** start of Input records **

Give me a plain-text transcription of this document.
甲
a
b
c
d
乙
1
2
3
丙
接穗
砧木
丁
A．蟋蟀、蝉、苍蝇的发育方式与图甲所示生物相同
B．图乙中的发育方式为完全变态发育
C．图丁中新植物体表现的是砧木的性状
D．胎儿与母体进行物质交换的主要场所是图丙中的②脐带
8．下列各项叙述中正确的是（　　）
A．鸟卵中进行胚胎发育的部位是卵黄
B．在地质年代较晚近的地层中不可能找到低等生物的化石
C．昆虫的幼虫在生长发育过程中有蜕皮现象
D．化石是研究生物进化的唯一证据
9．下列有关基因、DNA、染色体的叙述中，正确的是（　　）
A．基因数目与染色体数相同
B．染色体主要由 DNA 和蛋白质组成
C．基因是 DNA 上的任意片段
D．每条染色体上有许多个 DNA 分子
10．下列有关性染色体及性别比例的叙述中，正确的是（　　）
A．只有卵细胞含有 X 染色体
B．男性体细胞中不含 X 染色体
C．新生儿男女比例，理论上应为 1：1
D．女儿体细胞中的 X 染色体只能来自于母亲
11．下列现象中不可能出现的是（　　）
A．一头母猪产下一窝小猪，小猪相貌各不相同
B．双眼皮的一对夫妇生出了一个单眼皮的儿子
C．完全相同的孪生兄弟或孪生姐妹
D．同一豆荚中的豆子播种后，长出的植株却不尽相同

** end of Input records **

* [Work instructions]: Each line of the material must be restated exactly.

* [Result of this exercise]:
Give me a plain-text transcription of this document.
甲
a
b
c
d
乙
1
2
3
丙
接穗
砧木
丁
A．蟋蟀、蝉、苍蝇的发育方式与图甲所示生物相同
B．图乙中的发育方式为完全变态发育
C．图丁中新植物体表现的是砧木的性状
D．胎儿与母体进行物质交换的主要场所是图丙中的②脐带
8．下列各项叙述中正确的是（　　）
A．鸟卵中进行胚胎发育的部位是卵黄
B．在地质年代较晚近的地层中不可能找到低等生物的化石
C．昆虫的幼虫在生长发育过程中有蜕皮现象
D．化石是研究生物进化的唯一证据
9．下列有关基因、DNA、染色体的叙述中，正确的是（　　）
A．基因数目与染色体数相同
B．染色体主要由 DNA 和蛋白质组成
C．基因是 DNA 上的任意片段
D．每条染色体上有许多个 DNA 分子
10．下列有关性染色体及性别比例的叙述中，正确的是（　　）
A．只有卵细胞含有 X 染色体
B．男性体细胞中不含 X 染色体
C．新生儿男女比例，理论上应为 1：1
D．女儿体细胞中的 X 染色体只能来自于母亲
11．下列现象中不可能出现的是（　　）
A．一头母猪产下一窝小猪，小猪相貌各不相同
B．双眼皮的一对夫妇生出了一个单眼皮的儿子
C．完全相同的孪生兄弟或孪生姐妹
D．同一豆荚中的豆子播种后，长出的植株却不尽相同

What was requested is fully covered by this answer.